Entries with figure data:
● ● ● ● ●

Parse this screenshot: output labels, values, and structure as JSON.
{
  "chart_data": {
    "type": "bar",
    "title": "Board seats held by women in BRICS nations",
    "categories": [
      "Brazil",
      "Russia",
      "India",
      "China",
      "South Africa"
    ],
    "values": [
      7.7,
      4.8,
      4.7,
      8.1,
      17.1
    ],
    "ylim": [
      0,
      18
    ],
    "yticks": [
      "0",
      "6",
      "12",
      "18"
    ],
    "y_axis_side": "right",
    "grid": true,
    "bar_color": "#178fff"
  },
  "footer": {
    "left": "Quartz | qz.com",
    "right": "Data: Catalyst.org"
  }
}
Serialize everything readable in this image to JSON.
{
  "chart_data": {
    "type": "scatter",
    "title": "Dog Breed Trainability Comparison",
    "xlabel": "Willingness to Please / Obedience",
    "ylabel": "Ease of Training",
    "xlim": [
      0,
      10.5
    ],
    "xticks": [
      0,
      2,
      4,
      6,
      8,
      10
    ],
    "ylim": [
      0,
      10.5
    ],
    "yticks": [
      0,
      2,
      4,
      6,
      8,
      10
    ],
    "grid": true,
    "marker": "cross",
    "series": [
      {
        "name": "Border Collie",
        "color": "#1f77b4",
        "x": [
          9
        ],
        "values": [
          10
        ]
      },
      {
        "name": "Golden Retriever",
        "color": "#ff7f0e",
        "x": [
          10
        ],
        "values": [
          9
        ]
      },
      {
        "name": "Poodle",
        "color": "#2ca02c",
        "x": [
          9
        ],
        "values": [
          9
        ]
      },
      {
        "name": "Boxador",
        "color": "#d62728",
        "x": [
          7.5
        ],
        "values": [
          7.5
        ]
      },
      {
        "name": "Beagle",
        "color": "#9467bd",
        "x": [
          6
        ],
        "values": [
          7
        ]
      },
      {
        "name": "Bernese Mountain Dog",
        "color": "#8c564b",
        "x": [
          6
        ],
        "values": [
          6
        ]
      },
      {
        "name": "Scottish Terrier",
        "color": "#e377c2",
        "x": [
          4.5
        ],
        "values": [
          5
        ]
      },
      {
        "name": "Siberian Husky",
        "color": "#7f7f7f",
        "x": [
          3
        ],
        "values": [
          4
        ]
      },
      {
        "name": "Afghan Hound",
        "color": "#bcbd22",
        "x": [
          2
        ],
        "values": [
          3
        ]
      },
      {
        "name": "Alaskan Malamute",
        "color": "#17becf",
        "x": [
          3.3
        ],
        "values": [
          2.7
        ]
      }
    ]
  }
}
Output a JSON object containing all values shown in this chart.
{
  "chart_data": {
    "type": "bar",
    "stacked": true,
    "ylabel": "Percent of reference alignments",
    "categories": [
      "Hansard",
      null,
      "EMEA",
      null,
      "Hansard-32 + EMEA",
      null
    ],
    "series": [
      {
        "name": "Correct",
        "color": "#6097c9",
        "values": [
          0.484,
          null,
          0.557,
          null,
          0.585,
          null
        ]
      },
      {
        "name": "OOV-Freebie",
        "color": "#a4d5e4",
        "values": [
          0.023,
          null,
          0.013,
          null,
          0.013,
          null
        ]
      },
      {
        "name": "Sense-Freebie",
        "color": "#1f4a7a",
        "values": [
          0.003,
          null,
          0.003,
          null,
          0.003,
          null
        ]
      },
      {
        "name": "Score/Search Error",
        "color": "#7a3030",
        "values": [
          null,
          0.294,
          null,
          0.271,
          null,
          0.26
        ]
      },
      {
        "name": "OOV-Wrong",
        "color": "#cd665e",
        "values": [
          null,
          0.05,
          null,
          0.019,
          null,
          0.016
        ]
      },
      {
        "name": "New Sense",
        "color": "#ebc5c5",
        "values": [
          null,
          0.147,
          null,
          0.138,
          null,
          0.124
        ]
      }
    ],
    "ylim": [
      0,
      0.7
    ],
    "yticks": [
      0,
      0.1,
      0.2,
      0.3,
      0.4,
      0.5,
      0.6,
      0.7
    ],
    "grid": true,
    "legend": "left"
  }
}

● ● ● ● ●

- **Directions for this task**:
Filter the records above for "title" and copy every matching line.

- **Exercise result**:
    "title": "Board seats held by women in BRICS nations",
    "title": "Dog Breed Trainability Comparison",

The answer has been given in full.